**Problem description**. Locate and copy all lines bearing the word "Taller".

* BEGIN Listing *

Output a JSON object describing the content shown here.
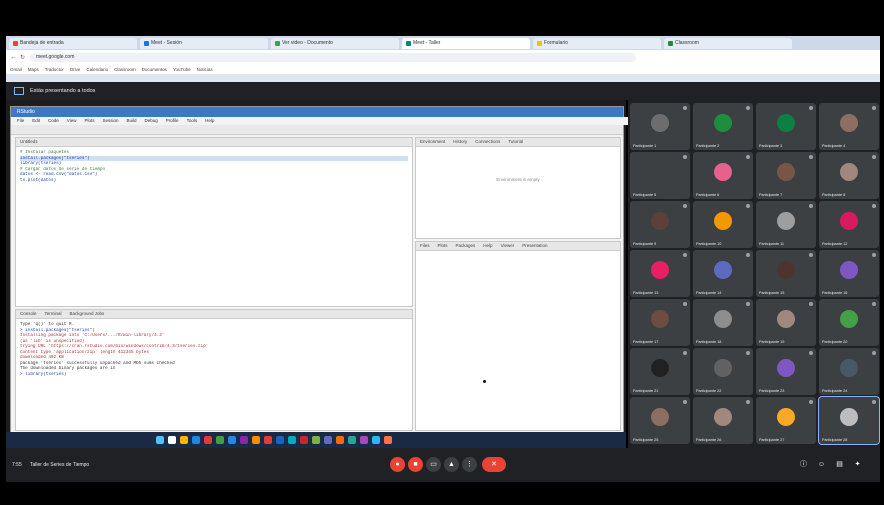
{
  "browser": {
    "tabs": [
      {
        "label": "Bandeja de entrada",
        "color": "#ea4335",
        "active": false
      },
      {
        "label": "Meet - Sesión",
        "color": "#1a73e8",
        "active": false
      },
      {
        "label": "Ver video - Documento",
        "color": "#34a853",
        "active": false
      },
      {
        "label": "Meet - Taller",
        "color": "#00897b",
        "active": true
      },
      {
        "label": "Formulario",
        "color": "#fbbc04",
        "active": false
      },
      {
        "label": "Classroom",
        "color": "#1e8e3e",
        "active": false
      }
    ],
    "url": "meet.google.com",
    "bookmarks": [
      "Gmail",
      "Maps",
      "Traductor",
      "Drive",
      "Calendario",
      "Classroom",
      "Documentos",
      "YouTube",
      "Noticias"
    ]
  },
  "presentation_bar": {
    "text": "Estás presentando a todos"
  },
  "rstudio": {
    "title": "RStudio",
    "menu": [
      "File",
      "Edit",
      "Code",
      "View",
      "Plots",
      "Session",
      "Build",
      "Debug",
      "Profile",
      "Tools",
      "Help"
    ],
    "editor_tab": "Untitled1",
    "editor_lines": [
      "# Instalar paquetes",
      "install.packages(\"tseries\")",
      "library(tseries)",
      "",
      "# Cargar datos de serie de tiempo",
      "datos <- read.csv(\"datos.csv\")",
      "ts.plot(datos)"
    ],
    "env_tabs": [
      "Environment",
      "History",
      "Connections",
      "Tutorial"
    ],
    "env_empty": "Environment is empty",
    "files_tabs": [
      "Files",
      "Plots",
      "Packages",
      "Help",
      "Viewer",
      "Presentation"
    ],
    "console_tabs": [
      "Console",
      "Terminal",
      "Background Jobs"
    ],
    "console_lines": [
      "Type 'q()' to quit R.",
      "",
      "> install.packages(\"tseries\")",
      "Installing package into ‘C:/Users/.../R/win-library/4.3’",
      "(as ‘lib’ is unspecified)",
      "trying URL 'https://cran.rstudio.com/bin/windows/contrib/4.3/tseries.zip'",
      "Content type 'application/zip' length 412345 bytes",
      "downloaded 402 KB",
      "",
      "package ‘tseries’ successfully unpacked and MD5 sums checked",
      "",
      "The downloaded binary packages are in",
      "> library(tseries)"
    ]
  },
  "meeting": {
    "title": "Taller de Series de Tiempo",
    "time": "7:55"
  },
  "participants": [
    {
      "name": "Participante 1",
      "color": "#6d6d6d"
    },
    {
      "name": "Participante 2",
      "color": "#1e8e3e"
    },
    {
      "name": "Participante 3",
      "color": "#0b8043"
    },
    {
      "name": "Participante 4",
      "color": "#8d6e63"
    },
    {
      "name": "Participante 5",
      "color": "#3c4043"
    },
    {
      "name": "Participante 6",
      "color": "#e8618c"
    },
    {
      "name": "Participante 7",
      "color": "#795548"
    },
    {
      "name": "Participante 8",
      "color": "#a1887f"
    },
    {
      "name": "Participante 9",
      "color": "#5d4037"
    },
    {
      "name": "Participante 10",
      "color": "#f29900"
    },
    {
      "name": "Participante 11",
      "color": "#9e9e9e"
    },
    {
      "name": "Participante 12",
      "color": "#d81b60"
    },
    {
      "name": "Participante 13",
      "color": "#e91e63"
    },
    {
      "name": "Participante 14",
      "color": "#5c6bc0"
    },
    {
      "name": "Participante 15",
      "color": "#4e342e"
    },
    {
      "name": "Participante 16",
      "color": "#7e57c2"
    },
    {
      "name": "Participante 17",
      "color": "#6d4c41"
    },
    {
      "name": "Participante 18",
      "color": "#8d8d8d"
    },
    {
      "name": "Participante 19",
      "color": "#a1887f"
    },
    {
      "name": "Participante 20",
      "color": "#43a047"
    },
    {
      "name": "Participante 21",
      "color": "#212121"
    },
    {
      "name": "Participante 22",
      "color": "#616161"
    },
    {
      "name": "Participante 23",
      "color": "#7e57c2"
    },
    {
      "name": "Participante 24",
      "color": "#455a64"
    },
    {
      "name": "Participante 25",
      "color": "#8d6e63"
    },
    {
      "name": "Participante 26",
      "color": "#a1887f"
    },
    {
      "name": "Participante 27",
      "color": "#f9a825"
    },
    {
      "name": "Participante 28",
      "color": "#bdbdbd"
    }
  ]
}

* END Listing *

**Solution**.
        "label": "Meet - Taller",
    "title": "Taller de Series de Tiempo",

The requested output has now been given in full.